Figure collection entries:
+++

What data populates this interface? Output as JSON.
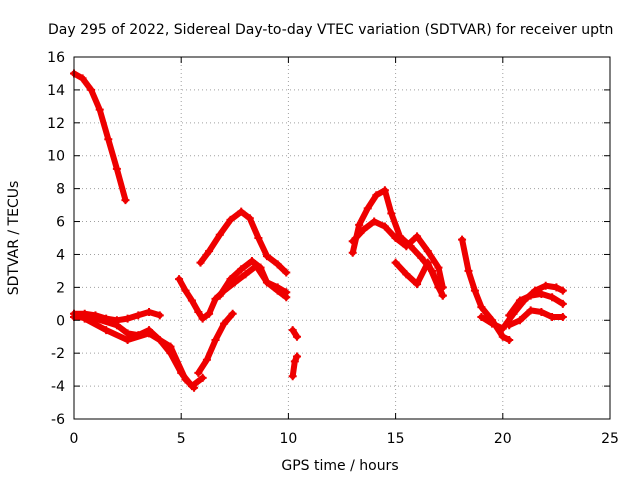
{
  "chart_data": {
    "type": "line",
    "title": "Day 295 of 2022, Sidereal Day-to-day VTEC variation (SDTVAR) for receiver uptn",
    "xlabel": "GPS time / hours",
    "ylabel": "SDTVAR / TECUs",
    "xlim": [
      0,
      25
    ],
    "ylim": [
      -6,
      16
    ],
    "xticks": [
      0,
      5,
      10,
      15,
      20,
      25
    ],
    "yticks": [
      -6,
      -4,
      -2,
      0,
      2,
      4,
      6,
      8,
      10,
      12,
      14,
      16
    ],
    "grid": true,
    "marker": "plus",
    "color": "#ee0000",
    "series": [
      {
        "name": "s1",
        "x": [
          0,
          0.4,
          0.8,
          1.2,
          1.6,
          2.0,
          2.4
        ],
        "y": [
          15,
          14.7,
          14.0,
          12.8,
          11.0,
          9.2,
          7.3
        ]
      },
      {
        "name": "s2",
        "x": [
          0,
          0.5,
          1.0,
          1.5,
          2.0,
          2.5,
          3.0,
          3.5,
          4.0
        ],
        "y": [
          0.4,
          0.4,
          0.3,
          0.1,
          0.0,
          0.1,
          0.3,
          0.5,
          0.3
        ]
      },
      {
        "name": "s3",
        "x": [
          0,
          1.0,
          2.0,
          2.5,
          3.0,
          3.5,
          4.0,
          4.5,
          5.0,
          5.5,
          6.0
        ],
        "y": [
          0.2,
          0.1,
          -0.3,
          -0.8,
          -0.9,
          -0.6,
          -1.2,
          -2.0,
          -3.2,
          -4.0,
          -3.5
        ]
      },
      {
        "name": "s4",
        "x": [
          0.5,
          1.5,
          2.5,
          3.5,
          4.5,
          5.2,
          5.6
        ],
        "y": [
          0.1,
          -0.6,
          -1.2,
          -0.8,
          -1.6,
          -3.6,
          -4.1
        ]
      },
      {
        "name": "s5",
        "x": [
          5.8,
          6.2,
          6.6,
          7.0,
          7.4
        ],
        "y": [
          -3.2,
          -2.4,
          -1.2,
          -0.2,
          0.4
        ]
      },
      {
        "name": "s6",
        "x": [
          4.9,
          5.2,
          5.5,
          5.8,
          6.0,
          6.3,
          6.6,
          7.0,
          7.5,
          8.0,
          8.5,
          9.0,
          9.5,
          9.9
        ],
        "y": [
          2.5,
          1.8,
          1.2,
          0.5,
          0.1,
          0.4,
          1.3,
          1.8,
          2.3,
          2.8,
          3.3,
          2.3,
          2.0,
          1.7
        ]
      },
      {
        "name": "s7",
        "x": [
          5.9,
          6.3,
          6.8,
          7.3,
          7.8,
          8.2,
          8.6,
          9.0,
          9.5,
          9.9
        ],
        "y": [
          3.5,
          4.2,
          5.2,
          6.1,
          6.6,
          6.2,
          5.0,
          3.9,
          3.4,
          2.9
        ]
      },
      {
        "name": "s8",
        "x": [
          6.8,
          7.3,
          7.8,
          8.3,
          8.7,
          9.0,
          9.5,
          9.9
        ],
        "y": [
          1.5,
          2.5,
          3.1,
          3.6,
          3.2,
          2.3,
          1.8,
          1.4
        ]
      },
      {
        "name": "s9",
        "x": [
          10.2,
          10.4
        ],
        "y": [
          -0.6,
          -1.0
        ]
      },
      {
        "name": "s10",
        "x": [
          10.2,
          10.3,
          10.4
        ],
        "y": [
          -3.4,
          -2.5,
          -2.2
        ]
      },
      {
        "name": "s11",
        "x": [
          13.0,
          13.3,
          13.7,
          14.1,
          14.5,
          14.8,
          15.2,
          15.7,
          16.2,
          16.7,
          17.2
        ],
        "y": [
          4.1,
          5.8,
          6.8,
          7.6,
          7.9,
          6.5,
          5.1,
          4.5,
          3.8,
          3.0,
          1.5
        ]
      },
      {
        "name": "s12",
        "x": [
          13.0,
          13.5,
          14.0,
          14.5,
          15.0,
          15.5,
          16.0,
          16.5,
          17.0,
          17.2
        ],
        "y": [
          4.8,
          5.5,
          6.0,
          5.7,
          5.0,
          4.5,
          5.1,
          4.2,
          3.2,
          2.0
        ]
      },
      {
        "name": "s13",
        "x": [
          15.0,
          15.5,
          16.0,
          16.5,
          17.0,
          17.2
        ],
        "y": [
          3.5,
          2.8,
          2.2,
          3.5,
          2.0,
          1.5
        ]
      },
      {
        "name": "s14",
        "x": [
          18.1,
          18.4,
          18.7,
          19.0,
          19.5,
          20.0,
          20.3
        ],
        "y": [
          4.9,
          3.0,
          1.8,
          0.8,
          0.0,
          -1.0,
          -1.2
        ]
      },
      {
        "name": "s15",
        "x": [
          19.0,
          19.5,
          20.0,
          20.5,
          21.0,
          21.5,
          22.0,
          22.5,
          22.8
        ],
        "y": [
          0.2,
          -0.2,
          -0.5,
          0.4,
          1.2,
          1.8,
          2.1,
          2.0,
          1.8
        ]
      },
      {
        "name": "s16",
        "x": [
          20.3,
          20.8,
          21.3,
          21.8,
          22.3,
          22.8
        ],
        "y": [
          0.3,
          1.2,
          1.5,
          1.6,
          1.4,
          1.0
        ]
      },
      {
        "name": "s17",
        "x": [
          20.3,
          20.8,
          21.3,
          21.8,
          22.3,
          22.8
        ],
        "y": [
          -0.3,
          0.0,
          0.6,
          0.5,
          0.2,
          0.2
        ]
      }
    ]
  }
}
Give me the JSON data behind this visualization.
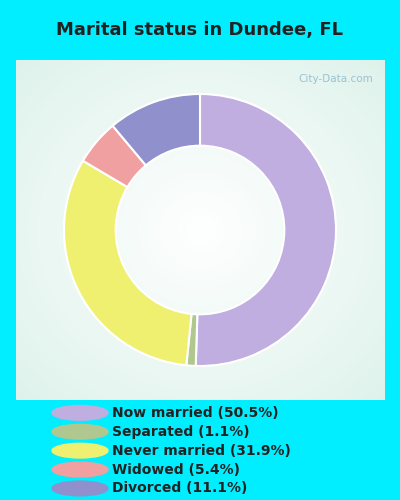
{
  "title": "Marital status in Dundee, FL",
  "slices": [
    {
      "label": "Now married (50.5%)",
      "value": 50.5,
      "color": "#c0aee0"
    },
    {
      "label": "Separated (1.1%)",
      "value": 1.1,
      "color": "#b0c890"
    },
    {
      "label": "Never married (31.9%)",
      "value": 31.9,
      "color": "#f0f070"
    },
    {
      "label": "Widowed (5.4%)",
      "value": 5.4,
      "color": "#f0a0a0"
    },
    {
      "label": "Divorced (11.1%)",
      "value": 11.1,
      "color": "#9090cc"
    }
  ],
  "bg_outer": "#00eeff",
  "title_color": "#222222",
  "title_fontsize": 13,
  "legend_fontsize": 10,
  "watermark": "City-Data.com",
  "start_angle": 90,
  "donut_width": 0.38
}
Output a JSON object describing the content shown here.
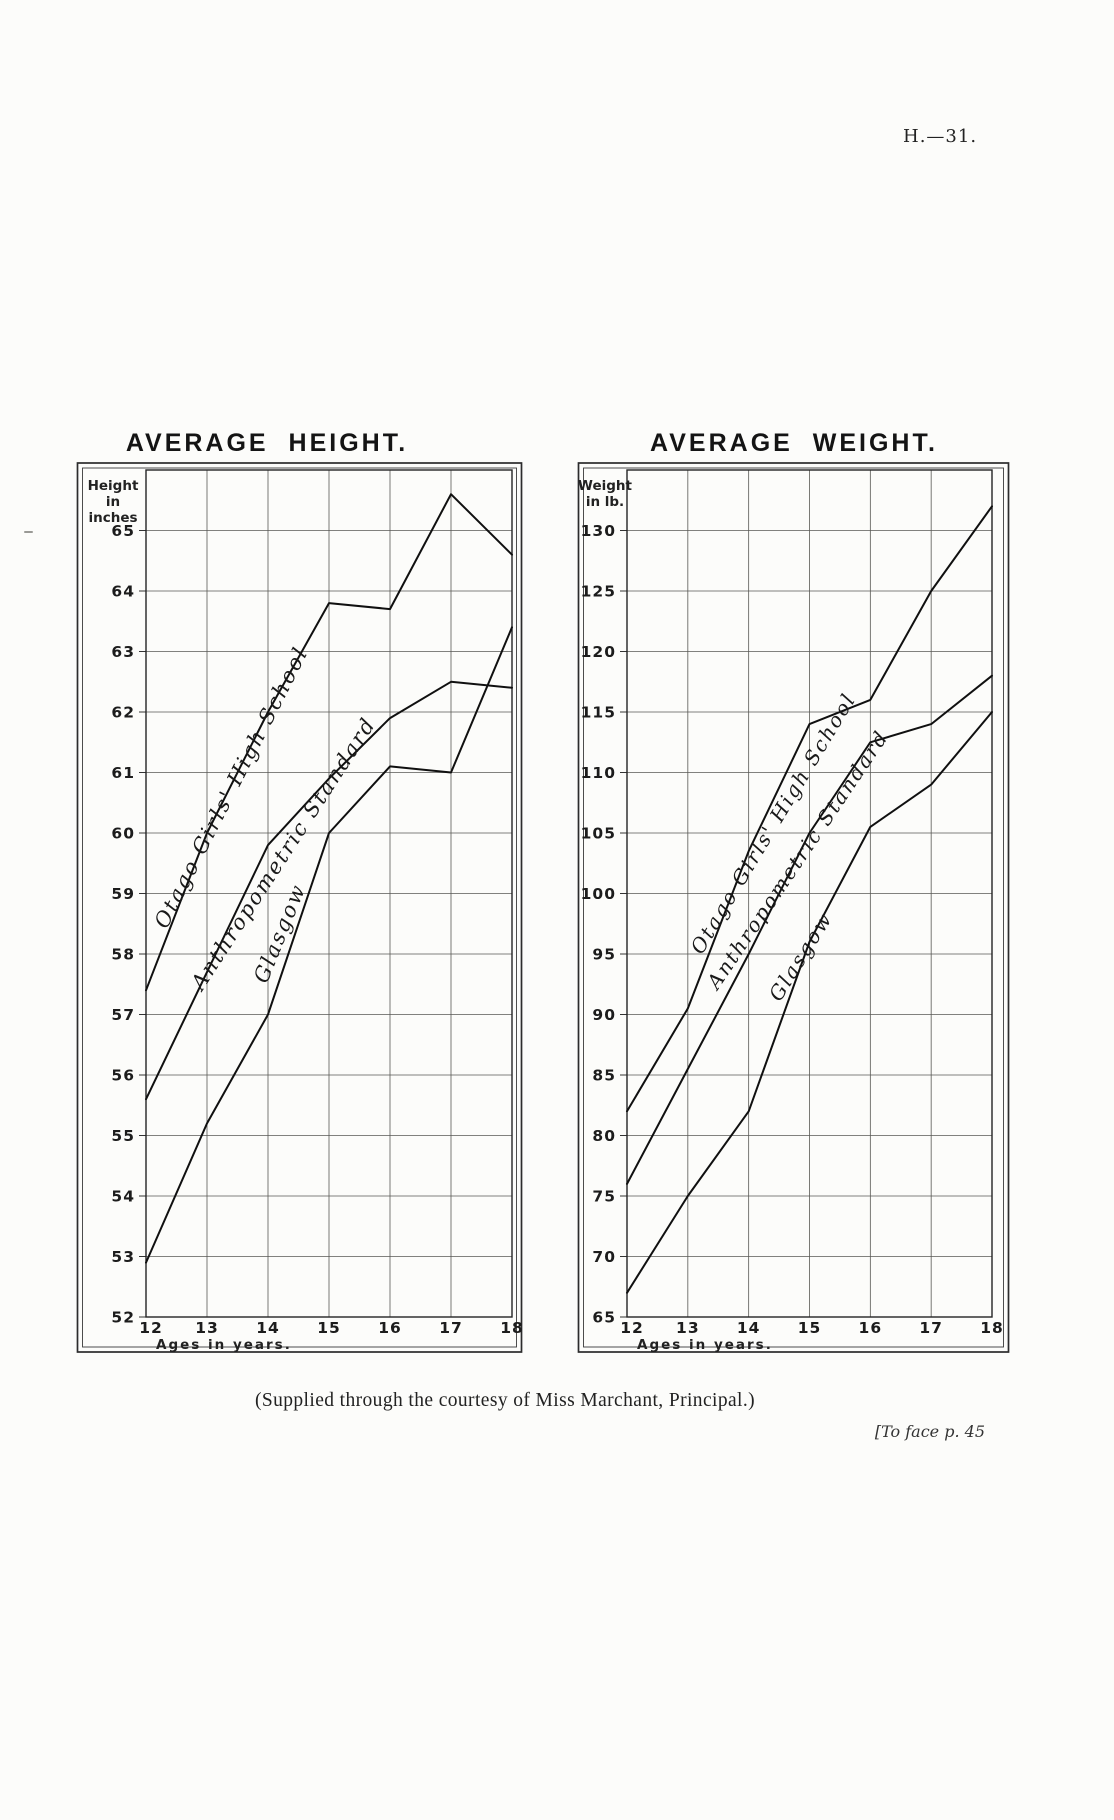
{
  "page": {
    "header_ref": "H.—31.",
    "caption": "(Supplied through the courtesy of Miss Marchant, Principal.)",
    "footer_note": "[To face p. 45"
  },
  "chart_data": [
    {
      "type": "line",
      "title": "AVERAGE HEIGHT.",
      "ylabel": "Height in inches",
      "ylabel_lines": [
        "Height",
        "in",
        "inches"
      ],
      "xlabel": "Ages in years.",
      "x": [
        12,
        13,
        14,
        15,
        16,
        17,
        18
      ],
      "xtick_labels": [
        "12",
        "13",
        "14",
        "15",
        "16",
        "17",
        "18"
      ],
      "xlim": [
        12,
        18
      ],
      "ylim": [
        52,
        66
      ],
      "yticks": [
        65,
        64,
        63,
        62,
        61,
        60,
        59,
        58,
        57,
        56,
        55,
        54,
        53,
        52
      ],
      "grid": true,
      "legend": "labels written along curves",
      "series": [
        {
          "name": "Otago Girls' High School",
          "values": [
            57.4,
            60.0,
            62.0,
            63.8,
            63.7,
            65.6,
            64.6
          ],
          "label_pos": {
            "x": 13.5,
            "y": 60.7,
            "angle": -63
          }
        },
        {
          "name": "Anthropometric Standard",
          "values": [
            55.6,
            57.7,
            59.8,
            60.9,
            61.9,
            62.5,
            62.4
          ],
          "label_pos": {
            "x": 14.35,
            "y": 59.6,
            "angle": -57
          }
        },
        {
          "name": "Glasgow",
          "values": [
            52.9,
            55.2,
            57.0,
            60.0,
            61.1,
            61.0,
            63.4
          ],
          "label_pos": {
            "x": 14.3,
            "y": 58.3,
            "angle": -68
          }
        }
      ]
    },
    {
      "type": "line",
      "title": "AVERAGE WEIGHT.",
      "ylabel": "Weight in lb.",
      "ylabel_lines": [
        "Weight",
        "in lb."
      ],
      "xlabel": "Ages in years.",
      "x": [
        12,
        13,
        14,
        15,
        16,
        17,
        18
      ],
      "xtick_labels": [
        "12",
        "13",
        "14",
        "15",
        "16",
        "17",
        "18"
      ],
      "xlim": [
        12,
        18
      ],
      "ylim": [
        65,
        135
      ],
      "yticks": [
        130,
        125,
        120,
        115,
        110,
        105,
        100,
        95,
        90,
        85,
        80,
        75,
        70,
        65
      ],
      "grid": true,
      "legend": "labels written along curves",
      "series": [
        {
          "name": "Otago Girls' High School",
          "values": [
            82,
            90.5,
            103.5,
            114,
            116,
            125,
            132
          ],
          "label_pos": {
            "x": 14.5,
            "y": 105.5,
            "angle": -59
          }
        },
        {
          "name": "Anthropometric Standard",
          "values": [
            76,
            85.5,
            95,
            105,
            112.5,
            114,
            118
          ],
          "label_pos": {
            "x": 14.9,
            "y": 102.5,
            "angle": -56
          }
        },
        {
          "name": "Glasgow",
          "values": [
            67,
            75,
            82,
            96,
            105.5,
            109,
            115
          ],
          "label_pos": {
            "x": 14.95,
            "y": 94.5,
            "angle": -58
          }
        }
      ]
    }
  ]
}
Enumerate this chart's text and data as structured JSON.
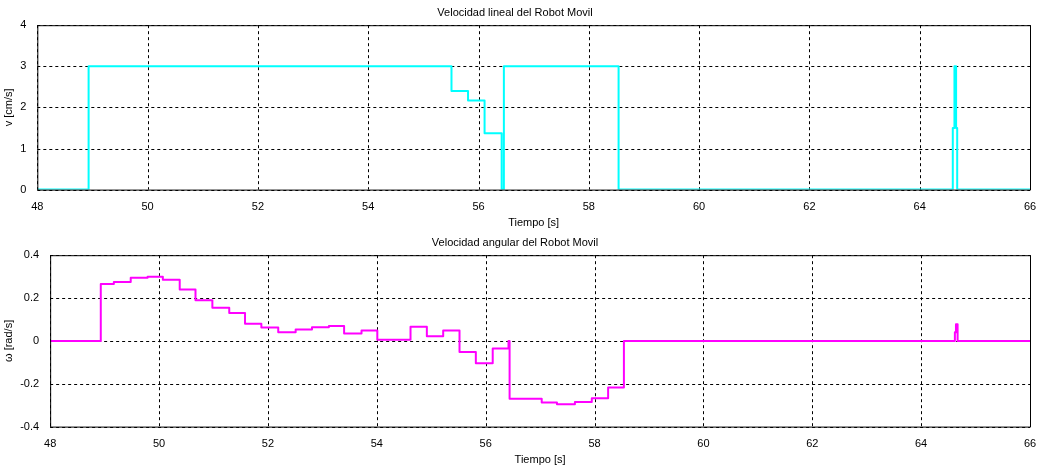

+++

TASK INSTRUCTIONS: Lines from the records above that hold "married" are the ones to list.

CORRECT ANSWER:
      "label": "Now married (50.5%)",
      "label": "Never married (31.9%)",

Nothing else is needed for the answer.